● Supplied records
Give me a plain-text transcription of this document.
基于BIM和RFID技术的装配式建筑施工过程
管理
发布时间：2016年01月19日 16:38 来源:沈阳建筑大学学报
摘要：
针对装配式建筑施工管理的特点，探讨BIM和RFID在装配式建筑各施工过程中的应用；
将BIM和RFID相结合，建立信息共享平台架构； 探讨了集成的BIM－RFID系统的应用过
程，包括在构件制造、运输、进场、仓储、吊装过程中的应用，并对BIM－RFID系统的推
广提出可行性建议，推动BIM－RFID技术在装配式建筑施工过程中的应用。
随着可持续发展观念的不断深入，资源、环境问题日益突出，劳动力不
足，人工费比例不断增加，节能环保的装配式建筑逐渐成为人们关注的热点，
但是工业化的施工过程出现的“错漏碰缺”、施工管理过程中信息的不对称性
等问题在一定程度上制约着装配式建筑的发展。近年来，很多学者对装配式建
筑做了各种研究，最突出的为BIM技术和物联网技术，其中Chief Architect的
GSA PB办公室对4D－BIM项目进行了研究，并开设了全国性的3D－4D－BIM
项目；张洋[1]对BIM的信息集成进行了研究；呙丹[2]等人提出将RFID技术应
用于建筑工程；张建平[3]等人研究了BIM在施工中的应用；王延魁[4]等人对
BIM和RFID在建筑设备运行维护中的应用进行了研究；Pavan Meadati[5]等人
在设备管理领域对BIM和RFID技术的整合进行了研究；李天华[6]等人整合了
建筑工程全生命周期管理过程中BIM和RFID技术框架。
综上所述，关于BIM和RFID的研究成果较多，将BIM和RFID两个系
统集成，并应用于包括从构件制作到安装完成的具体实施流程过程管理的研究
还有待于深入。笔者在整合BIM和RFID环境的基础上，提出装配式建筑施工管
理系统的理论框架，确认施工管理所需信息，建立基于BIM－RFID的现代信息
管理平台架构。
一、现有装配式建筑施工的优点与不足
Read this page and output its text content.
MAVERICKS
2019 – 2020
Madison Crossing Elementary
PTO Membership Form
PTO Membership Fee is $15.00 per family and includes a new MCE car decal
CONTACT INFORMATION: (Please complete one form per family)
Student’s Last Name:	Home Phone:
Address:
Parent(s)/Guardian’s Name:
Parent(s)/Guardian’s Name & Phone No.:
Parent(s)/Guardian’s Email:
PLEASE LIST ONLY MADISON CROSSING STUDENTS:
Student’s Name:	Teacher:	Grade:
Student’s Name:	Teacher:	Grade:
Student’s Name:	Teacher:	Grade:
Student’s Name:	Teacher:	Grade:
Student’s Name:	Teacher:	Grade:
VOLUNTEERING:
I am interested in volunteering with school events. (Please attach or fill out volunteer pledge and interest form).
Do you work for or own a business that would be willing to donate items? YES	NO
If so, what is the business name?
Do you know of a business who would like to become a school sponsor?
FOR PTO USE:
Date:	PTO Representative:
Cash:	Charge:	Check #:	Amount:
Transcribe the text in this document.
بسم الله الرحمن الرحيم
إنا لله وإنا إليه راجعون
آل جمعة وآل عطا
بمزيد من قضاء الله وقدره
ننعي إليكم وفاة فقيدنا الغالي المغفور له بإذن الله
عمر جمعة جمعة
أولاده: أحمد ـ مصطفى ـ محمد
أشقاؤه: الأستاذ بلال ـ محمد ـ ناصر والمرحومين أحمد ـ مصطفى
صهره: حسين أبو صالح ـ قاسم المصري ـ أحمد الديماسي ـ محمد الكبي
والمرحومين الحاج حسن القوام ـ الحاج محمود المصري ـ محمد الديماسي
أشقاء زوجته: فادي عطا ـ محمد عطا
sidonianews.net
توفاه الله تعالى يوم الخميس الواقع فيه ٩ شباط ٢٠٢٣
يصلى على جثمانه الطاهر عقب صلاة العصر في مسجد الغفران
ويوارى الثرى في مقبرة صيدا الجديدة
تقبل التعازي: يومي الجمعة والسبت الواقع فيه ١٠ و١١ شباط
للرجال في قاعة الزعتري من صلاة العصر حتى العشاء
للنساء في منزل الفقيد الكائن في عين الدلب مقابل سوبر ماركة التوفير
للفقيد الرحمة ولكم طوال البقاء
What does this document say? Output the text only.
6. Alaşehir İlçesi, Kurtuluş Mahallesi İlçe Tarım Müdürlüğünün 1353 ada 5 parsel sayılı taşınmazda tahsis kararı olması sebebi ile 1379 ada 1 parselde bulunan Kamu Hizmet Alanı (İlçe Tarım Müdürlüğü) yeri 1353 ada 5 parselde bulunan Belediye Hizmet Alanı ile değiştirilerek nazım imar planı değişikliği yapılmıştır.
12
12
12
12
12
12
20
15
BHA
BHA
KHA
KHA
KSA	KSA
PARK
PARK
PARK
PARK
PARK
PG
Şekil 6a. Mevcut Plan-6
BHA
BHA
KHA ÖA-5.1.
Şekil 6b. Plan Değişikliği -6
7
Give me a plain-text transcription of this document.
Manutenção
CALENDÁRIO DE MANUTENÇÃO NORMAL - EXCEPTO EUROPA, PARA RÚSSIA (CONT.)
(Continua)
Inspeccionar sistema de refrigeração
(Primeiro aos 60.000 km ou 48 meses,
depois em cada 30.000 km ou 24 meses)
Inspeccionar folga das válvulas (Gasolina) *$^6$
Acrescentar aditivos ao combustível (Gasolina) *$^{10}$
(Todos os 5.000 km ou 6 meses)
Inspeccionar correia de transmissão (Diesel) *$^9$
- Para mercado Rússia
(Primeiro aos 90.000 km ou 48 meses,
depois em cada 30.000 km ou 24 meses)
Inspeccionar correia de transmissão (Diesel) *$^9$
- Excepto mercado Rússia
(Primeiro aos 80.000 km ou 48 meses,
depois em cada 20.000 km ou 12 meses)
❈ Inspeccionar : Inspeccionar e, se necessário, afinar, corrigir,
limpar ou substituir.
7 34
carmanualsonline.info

● What the task requires
State how many lines of the material contain the string "Phone", with no other words.

● Full response
2